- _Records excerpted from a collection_
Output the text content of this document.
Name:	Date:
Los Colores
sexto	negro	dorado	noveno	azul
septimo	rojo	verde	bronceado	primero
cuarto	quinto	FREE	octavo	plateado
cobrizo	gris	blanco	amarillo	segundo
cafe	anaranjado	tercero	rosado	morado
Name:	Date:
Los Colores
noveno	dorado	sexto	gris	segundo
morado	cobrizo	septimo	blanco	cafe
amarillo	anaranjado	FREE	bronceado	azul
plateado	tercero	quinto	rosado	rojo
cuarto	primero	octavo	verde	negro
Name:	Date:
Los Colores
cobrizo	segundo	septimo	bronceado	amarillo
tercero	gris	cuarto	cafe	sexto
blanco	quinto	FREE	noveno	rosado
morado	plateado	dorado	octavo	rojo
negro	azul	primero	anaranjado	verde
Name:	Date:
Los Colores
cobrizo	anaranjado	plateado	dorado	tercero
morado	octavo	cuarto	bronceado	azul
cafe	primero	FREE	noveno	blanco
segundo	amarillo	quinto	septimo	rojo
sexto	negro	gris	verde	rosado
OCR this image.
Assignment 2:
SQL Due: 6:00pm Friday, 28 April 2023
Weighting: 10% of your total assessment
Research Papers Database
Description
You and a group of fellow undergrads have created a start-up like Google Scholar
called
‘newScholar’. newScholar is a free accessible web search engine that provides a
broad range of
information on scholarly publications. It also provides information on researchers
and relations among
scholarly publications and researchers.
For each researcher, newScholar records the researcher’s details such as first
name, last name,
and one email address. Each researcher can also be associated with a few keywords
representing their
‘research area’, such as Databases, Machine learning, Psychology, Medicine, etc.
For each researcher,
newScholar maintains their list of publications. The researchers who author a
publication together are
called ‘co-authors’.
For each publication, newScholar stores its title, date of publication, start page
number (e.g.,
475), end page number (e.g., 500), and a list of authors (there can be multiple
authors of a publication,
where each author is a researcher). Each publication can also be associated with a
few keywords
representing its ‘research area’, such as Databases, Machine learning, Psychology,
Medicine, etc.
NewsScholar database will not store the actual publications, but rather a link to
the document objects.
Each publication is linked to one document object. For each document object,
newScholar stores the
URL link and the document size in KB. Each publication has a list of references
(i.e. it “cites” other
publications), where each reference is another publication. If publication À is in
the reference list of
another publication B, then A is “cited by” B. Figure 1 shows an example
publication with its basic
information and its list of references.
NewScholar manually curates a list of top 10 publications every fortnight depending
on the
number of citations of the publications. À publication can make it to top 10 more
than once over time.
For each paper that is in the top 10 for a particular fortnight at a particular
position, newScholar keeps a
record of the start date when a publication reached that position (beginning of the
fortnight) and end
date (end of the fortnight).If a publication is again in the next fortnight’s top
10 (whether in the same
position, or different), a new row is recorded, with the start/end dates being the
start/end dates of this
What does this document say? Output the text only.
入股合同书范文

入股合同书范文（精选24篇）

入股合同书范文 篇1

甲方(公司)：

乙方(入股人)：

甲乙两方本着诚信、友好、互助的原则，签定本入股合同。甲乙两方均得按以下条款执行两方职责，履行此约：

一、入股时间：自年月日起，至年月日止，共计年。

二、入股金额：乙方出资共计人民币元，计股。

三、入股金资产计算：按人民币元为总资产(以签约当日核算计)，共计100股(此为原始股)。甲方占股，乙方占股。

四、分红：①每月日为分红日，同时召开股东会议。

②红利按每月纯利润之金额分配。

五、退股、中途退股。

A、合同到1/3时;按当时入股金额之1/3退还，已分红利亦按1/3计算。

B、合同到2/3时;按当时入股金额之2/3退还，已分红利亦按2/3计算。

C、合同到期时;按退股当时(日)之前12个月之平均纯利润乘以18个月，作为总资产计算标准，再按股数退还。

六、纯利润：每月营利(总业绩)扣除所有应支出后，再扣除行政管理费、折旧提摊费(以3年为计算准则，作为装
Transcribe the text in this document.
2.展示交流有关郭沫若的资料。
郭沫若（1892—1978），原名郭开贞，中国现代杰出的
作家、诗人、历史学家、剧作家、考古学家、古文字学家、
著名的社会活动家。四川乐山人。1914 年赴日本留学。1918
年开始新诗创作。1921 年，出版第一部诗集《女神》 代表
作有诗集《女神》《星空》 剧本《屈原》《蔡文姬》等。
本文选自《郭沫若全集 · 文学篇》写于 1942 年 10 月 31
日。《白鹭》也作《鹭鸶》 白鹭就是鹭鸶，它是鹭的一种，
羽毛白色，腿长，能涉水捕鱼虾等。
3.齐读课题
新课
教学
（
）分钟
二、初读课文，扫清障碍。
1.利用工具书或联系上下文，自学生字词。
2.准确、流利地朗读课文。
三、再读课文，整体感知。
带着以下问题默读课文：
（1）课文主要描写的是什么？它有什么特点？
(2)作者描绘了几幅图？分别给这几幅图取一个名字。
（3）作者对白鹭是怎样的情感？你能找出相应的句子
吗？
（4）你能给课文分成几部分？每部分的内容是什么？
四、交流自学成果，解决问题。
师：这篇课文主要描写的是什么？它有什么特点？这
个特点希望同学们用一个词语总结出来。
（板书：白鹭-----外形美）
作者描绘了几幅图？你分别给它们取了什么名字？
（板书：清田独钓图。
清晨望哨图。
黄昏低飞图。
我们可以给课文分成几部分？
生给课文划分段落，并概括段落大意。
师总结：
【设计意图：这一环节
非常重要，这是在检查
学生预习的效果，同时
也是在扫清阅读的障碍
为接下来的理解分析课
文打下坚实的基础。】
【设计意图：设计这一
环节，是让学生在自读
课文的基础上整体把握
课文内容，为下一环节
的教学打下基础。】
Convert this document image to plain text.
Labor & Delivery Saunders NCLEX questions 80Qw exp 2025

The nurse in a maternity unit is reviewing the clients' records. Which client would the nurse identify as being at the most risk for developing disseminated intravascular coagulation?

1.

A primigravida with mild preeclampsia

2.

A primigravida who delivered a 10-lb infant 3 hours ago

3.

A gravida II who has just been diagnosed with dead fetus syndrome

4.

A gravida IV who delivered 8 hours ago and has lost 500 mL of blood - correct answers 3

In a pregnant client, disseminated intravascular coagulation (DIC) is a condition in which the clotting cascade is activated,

- _WRITTEN PROBLEM_
Write only the number of lines in the data above that include "image".

- _THE COMPLETED TASK_
2